Task requirements =>
Extract each record and reproduce it exactly.

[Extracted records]
+-------+

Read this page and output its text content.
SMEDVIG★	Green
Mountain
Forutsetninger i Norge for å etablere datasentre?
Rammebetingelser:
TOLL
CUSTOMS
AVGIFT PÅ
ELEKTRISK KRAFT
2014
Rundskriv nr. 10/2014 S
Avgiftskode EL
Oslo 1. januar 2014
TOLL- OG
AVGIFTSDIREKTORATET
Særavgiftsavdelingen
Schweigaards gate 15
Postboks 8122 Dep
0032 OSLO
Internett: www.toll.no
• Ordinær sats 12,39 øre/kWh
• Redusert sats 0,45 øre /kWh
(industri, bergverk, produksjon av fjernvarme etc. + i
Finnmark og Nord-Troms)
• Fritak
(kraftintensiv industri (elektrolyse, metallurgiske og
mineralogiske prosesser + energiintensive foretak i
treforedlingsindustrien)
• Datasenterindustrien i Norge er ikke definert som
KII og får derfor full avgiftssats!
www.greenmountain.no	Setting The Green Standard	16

+-------+

Answer to the exercise =>
Read this page and output its text content.
SMEDVIG★	Green
Mountain
Forutsetninger i Norge for å etablere datasentre?
Rammebetingelser:
TOLL
CUSTOMS
AVGIFT PÅ
ELEKTRISK KRAFT
2014
Rundskriv nr. 10/2014 S
Avgiftskode EL
Oslo 1. januar 2014
TOLL- OG
AVGIFTSDIREKTORATET
Særavgiftsavdelingen
Schweigaards gate 15
Postboks 8122 Dep
0032 OSLO
Internett: www.toll.no
• Ordinær sats 12,39 øre/kWh
• Redusert sats 0,45 øre /kWh
(industri, bergverk, produksjon av fjernvarme etc. + i
Finnmark og Nord-Troms)
• Fritak
(kraftintensiv industri (elektrolyse, metallurgiske og
mineralogiske prosesser + energiintensive foretak i
treforedlingsindustrien)
• Datasenterindustrien i Norge er ikke definert som
KII og får derfor full avgiftssats!
www.greenmountain.no	Setting The Green Standard	16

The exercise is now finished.